## Start

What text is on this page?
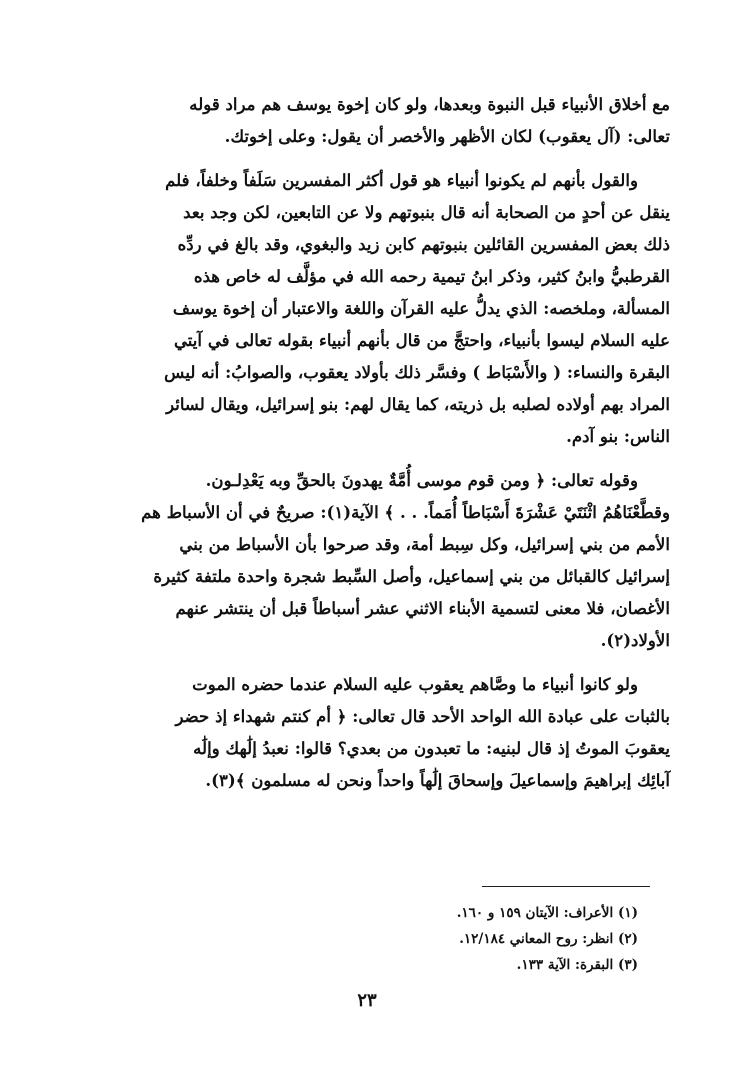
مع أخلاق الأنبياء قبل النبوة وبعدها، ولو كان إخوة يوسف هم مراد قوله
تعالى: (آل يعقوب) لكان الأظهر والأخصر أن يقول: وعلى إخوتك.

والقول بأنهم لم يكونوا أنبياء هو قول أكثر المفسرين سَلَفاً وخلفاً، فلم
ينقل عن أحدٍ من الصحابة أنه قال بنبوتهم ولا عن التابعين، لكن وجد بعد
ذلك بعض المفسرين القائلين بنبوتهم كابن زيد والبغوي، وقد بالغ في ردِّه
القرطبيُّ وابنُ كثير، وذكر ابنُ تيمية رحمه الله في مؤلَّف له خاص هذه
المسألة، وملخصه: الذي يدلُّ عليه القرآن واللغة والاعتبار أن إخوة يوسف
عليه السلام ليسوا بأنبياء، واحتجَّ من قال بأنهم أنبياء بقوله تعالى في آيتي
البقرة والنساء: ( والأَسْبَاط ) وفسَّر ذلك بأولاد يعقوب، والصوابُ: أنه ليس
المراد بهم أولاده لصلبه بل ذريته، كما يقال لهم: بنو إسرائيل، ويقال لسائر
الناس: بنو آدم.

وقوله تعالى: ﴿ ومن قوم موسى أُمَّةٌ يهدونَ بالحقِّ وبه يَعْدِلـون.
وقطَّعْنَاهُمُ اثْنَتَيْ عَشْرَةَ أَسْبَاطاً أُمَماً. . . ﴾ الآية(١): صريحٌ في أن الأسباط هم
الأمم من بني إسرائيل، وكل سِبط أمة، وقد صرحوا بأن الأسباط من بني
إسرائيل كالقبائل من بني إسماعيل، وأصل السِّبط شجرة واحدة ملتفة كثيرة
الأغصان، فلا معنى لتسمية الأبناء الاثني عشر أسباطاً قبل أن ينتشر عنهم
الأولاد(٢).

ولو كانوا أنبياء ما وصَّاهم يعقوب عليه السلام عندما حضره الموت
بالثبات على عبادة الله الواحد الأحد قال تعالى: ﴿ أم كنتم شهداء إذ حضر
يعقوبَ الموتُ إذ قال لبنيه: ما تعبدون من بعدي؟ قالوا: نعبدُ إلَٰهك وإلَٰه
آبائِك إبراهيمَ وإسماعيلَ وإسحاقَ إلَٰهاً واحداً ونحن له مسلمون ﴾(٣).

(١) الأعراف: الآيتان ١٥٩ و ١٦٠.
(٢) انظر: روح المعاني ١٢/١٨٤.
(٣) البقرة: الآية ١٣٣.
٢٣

## End
## Start

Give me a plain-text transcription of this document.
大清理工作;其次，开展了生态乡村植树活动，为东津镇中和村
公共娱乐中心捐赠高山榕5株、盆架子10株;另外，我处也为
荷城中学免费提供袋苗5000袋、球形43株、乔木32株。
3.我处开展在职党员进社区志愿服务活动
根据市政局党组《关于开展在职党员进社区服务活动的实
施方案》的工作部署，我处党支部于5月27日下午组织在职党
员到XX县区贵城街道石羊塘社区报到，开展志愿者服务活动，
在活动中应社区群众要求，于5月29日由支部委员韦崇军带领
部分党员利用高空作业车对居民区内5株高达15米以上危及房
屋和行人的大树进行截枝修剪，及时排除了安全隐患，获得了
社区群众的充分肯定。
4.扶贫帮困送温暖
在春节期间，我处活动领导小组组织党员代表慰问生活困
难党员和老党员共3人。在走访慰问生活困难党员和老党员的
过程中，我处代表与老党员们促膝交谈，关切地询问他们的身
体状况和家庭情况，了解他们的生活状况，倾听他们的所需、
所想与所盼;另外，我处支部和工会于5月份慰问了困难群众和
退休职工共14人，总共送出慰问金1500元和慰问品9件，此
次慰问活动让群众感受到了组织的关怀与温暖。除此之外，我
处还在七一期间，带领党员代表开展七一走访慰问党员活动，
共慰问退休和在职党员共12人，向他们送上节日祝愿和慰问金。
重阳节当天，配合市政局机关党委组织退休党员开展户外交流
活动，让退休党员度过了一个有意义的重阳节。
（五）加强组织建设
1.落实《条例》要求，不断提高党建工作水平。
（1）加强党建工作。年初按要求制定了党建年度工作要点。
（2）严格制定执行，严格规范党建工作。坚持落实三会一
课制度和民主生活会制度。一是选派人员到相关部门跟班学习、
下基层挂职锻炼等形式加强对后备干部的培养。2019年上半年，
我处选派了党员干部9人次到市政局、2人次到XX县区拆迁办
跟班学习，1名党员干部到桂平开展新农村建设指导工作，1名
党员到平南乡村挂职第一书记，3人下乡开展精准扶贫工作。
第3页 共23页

## End

◆ GOAL ◆
Choose all lines containing the string "الموت" and copy them out.

◆ EXERCISE RESULT ◆
ولو كانوا أنبياء ما وصَّاهم يعقوب عليه السلام عندما حضره الموت
يعقوبَ الموتُ إذ قال لبنيه: ما تعبدون من بعدي؟ قالوا: نعبدُ إلَٰهك وإلَٰه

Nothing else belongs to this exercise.